◆ **What to work on**
Each entry below is to be transcribed exactly.

(Data records)
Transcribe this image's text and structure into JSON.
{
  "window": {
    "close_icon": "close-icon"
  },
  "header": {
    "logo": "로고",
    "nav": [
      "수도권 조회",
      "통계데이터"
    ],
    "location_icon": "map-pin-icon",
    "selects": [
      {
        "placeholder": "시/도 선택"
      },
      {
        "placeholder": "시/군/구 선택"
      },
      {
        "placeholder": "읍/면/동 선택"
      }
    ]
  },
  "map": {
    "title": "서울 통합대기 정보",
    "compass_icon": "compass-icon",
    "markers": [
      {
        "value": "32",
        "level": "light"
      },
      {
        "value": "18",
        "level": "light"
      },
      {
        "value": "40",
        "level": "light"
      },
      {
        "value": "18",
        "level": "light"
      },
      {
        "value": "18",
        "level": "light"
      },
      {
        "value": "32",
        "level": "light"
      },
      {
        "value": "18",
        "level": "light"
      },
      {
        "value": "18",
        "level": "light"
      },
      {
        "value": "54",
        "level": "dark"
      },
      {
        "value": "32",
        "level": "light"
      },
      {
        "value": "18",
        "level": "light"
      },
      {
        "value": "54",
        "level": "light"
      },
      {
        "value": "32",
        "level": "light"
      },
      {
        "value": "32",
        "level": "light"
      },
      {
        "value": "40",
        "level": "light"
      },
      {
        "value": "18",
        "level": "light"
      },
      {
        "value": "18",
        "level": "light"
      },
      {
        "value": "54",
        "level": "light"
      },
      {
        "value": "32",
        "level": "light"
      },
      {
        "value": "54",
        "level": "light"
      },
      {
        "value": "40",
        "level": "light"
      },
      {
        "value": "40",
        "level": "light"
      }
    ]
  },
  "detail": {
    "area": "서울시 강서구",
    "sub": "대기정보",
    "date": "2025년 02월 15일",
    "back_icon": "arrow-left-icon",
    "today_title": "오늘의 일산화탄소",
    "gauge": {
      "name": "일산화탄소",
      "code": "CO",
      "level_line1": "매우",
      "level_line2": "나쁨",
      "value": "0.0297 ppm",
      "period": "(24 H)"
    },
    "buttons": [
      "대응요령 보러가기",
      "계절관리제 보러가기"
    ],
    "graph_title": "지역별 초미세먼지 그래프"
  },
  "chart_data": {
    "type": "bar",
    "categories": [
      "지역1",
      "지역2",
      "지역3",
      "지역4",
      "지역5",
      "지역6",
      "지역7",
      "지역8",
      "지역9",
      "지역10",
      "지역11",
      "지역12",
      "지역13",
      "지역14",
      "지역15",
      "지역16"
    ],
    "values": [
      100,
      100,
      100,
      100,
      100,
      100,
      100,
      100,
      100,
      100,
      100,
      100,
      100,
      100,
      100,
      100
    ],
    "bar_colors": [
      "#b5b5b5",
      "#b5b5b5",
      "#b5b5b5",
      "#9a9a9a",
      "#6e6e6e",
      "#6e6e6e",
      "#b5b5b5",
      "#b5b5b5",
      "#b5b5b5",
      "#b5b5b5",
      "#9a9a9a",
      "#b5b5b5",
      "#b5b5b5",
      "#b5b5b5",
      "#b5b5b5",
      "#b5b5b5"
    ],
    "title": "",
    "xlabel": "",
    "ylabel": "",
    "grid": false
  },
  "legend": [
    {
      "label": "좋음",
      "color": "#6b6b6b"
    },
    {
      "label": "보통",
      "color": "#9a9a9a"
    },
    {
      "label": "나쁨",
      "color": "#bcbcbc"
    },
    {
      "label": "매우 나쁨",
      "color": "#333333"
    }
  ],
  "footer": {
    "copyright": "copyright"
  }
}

◆ **The result**
Transcribe this image's text and structure into JSON.
{
  "window": {
    "close_icon": "close-icon"
  },
  "header": {
    "logo": "로고",
    "nav": [
      "수도권 조회",
      "통계데이터"
    ],
    "location_icon": "map-pin-icon",
    "selects": [
      {
        "placeholder": "시/도 선택"
      },
      {
        "placeholder": "시/군/구 선택"
      },
      {
        "placeholder": "읍/면/동 선택"
      }
    ]
  },
  "map": {
    "title": "서울 통합대기 정보",
    "compass_icon": "compass-icon",
    "markers": [
      {
        "value": "32",
        "level": "light"
      },
      {
        "value": "18",
        "level": "light"
      },
      {
        "value": "40",
        "level": "light"
      },
      {
        "value": "18",
        "level": "light"
      },
      {
        "value": "18",
        "level": "light"
      },
      {
        "value": "32",
        "level": "light"
      },
      {
        "value": "18",
        "level": "light"
      },
      {
        "value": "18",
        "level": "light"
      },
      {
        "value": "54",
        "level": "dark"
      },
      {
        "value": "32",
        "level": "light"
      },
      {
        "value": "18",
        "level": "light"
      },
      {
        "value": "54",
        "level": "light"
      },
      {
        "value": "32",
        "level": "light"
      },
      {
        "value": "32",
        "level": "light"
      },
      {
        "value": "40",
        "level": "light"
      },
      {
        "value": "18",
        "level": "light"
      },
      {
        "value": "18",
        "level": "light"
      },
      {
        "value": "54",
        "level": "light"
      },
      {
        "value": "32",
        "level": "light"
      },
      {
        "value": "54",
        "level": "light"
      },
      {
        "value": "40",
        "level": "light"
      },
      {
        "value": "40",
        "level": "light"
      }
    ]
  },
  "detail": {
    "area": "서울시 강서구",
    "sub": "대기정보",
    "date": "2025년 02월 15일",
    "back_icon": "arrow-left-icon",
    "today_title": "오늘의 일산화탄소",
    "gauge": {
      "name": "일산화탄소",
      "code": "CO",
      "level_line1": "매우",
      "level_line2": "나쁨",
      "value": "0.0297 ppm",
      "period": "(24 H)"
    },
    "buttons": [
      "대응요령 보러가기",
      "계절관리제 보러가기"
    ],
    "graph_title": "지역별 초미세먼지 그래프"
  },
  "chart_data": {
    "type": "bar",
    "categories": [
      "지역1",
      "지역2",
      "지역3",
      "지역4",
      "지역5",
      "지역6",
      "지역7",
      "지역8",
      "지역9",
      "지역10",
      "지역11",
      "지역12",
      "지역13",
      "지역14",
      "지역15",
      "지역16"
    ],
    "values": [
      100,
      100,
      100,
      100,
      100,
      100,
      100,
      100,
      100,
      100,
      100,
      100,
      100,
      100,
      100,
      100
    ],
    "bar_colors": [
      "#b5b5b5",
      "#b5b5b5",
      "#b5b5b5",
      "#9a9a9a",
      "#6e6e6e",
      "#6e6e6e",
      "#b5b5b5",
      "#b5b5b5",
      "#b5b5b5",
      "#b5b5b5",
      "#9a9a9a",
      "#b5b5b5",
      "#b5b5b5",
      "#b5b5b5",
      "#b5b5b5",
      "#b5b5b5"
    ],
    "title": "",
    "xlabel": "",
    "ylabel": "",
    "grid": false
  },
  "legend": [
    {
      "label": "좋음",
      "color": "#6b6b6b"
    },
    {
      "label": "보통",
      "color": "#9a9a9a"
    },
    {
      "label": "나쁨",
      "color": "#bcbcbc"
    },
    {
      "label": "매우 나쁨",
      "color": "#333333"
    }
  ],
  "footer": {
    "copyright": "copyright"
  }
}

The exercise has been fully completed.